-- START TASK DATA --
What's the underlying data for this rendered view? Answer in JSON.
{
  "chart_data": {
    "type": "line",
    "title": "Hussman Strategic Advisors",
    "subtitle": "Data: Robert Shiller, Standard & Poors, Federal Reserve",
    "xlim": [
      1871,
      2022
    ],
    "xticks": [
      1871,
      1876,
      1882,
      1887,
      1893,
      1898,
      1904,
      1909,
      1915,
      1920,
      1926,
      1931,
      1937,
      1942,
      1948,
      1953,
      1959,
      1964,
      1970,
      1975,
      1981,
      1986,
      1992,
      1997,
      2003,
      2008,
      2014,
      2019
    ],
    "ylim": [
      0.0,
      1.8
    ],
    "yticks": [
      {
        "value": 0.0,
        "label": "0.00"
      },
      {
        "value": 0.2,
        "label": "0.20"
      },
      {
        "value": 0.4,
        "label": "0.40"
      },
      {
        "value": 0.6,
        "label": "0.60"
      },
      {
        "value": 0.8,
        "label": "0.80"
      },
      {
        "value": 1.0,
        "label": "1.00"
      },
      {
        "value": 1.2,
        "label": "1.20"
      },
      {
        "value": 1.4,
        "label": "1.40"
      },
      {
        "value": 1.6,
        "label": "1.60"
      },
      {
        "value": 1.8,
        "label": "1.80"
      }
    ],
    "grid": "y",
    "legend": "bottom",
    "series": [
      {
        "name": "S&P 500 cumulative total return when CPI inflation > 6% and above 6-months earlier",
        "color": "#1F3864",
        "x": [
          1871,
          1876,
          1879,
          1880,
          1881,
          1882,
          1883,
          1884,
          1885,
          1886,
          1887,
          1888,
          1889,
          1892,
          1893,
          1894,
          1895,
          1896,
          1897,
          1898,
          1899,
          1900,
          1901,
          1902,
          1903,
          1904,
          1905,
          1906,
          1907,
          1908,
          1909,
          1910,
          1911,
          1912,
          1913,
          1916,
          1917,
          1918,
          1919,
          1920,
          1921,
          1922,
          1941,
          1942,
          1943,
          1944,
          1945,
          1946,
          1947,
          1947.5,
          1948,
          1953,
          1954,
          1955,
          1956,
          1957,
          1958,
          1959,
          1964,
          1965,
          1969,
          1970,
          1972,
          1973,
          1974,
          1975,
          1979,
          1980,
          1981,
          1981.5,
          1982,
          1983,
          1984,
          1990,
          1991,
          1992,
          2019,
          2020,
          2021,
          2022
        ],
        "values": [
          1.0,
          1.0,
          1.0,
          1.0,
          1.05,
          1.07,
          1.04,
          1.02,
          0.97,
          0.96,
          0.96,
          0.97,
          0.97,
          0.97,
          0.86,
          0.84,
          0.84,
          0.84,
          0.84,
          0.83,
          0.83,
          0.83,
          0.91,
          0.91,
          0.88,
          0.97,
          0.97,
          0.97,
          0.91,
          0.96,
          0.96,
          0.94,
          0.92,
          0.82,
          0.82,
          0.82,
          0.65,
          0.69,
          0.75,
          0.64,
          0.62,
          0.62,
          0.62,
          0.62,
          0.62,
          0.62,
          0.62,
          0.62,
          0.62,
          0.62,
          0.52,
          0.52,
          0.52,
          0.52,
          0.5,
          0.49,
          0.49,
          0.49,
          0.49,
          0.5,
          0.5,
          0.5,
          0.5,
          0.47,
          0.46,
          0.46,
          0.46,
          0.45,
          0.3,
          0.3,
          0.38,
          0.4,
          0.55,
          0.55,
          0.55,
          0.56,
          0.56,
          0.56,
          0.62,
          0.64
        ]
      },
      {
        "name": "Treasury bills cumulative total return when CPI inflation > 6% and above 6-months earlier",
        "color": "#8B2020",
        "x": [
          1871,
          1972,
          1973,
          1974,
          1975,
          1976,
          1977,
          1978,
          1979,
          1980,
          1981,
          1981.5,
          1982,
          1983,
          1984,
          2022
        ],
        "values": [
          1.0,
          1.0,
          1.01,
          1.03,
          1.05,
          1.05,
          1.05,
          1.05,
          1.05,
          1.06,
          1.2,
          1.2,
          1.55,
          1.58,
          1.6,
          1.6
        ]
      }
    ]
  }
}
-- END TASK DATA --
> GOAL: Scan the material above for the string "label" and report each line where you find it.

> EXPECTED ANSWER:
        "label": "0.00"
        "label": "0.20"
        "label": "0.40"
        "label": "0.60"
        "label": "0.80"
        "label": "1.00"
        "label": "1.20"
        "label": "1.40"
        "label": "1.60"
        "label": "1.80"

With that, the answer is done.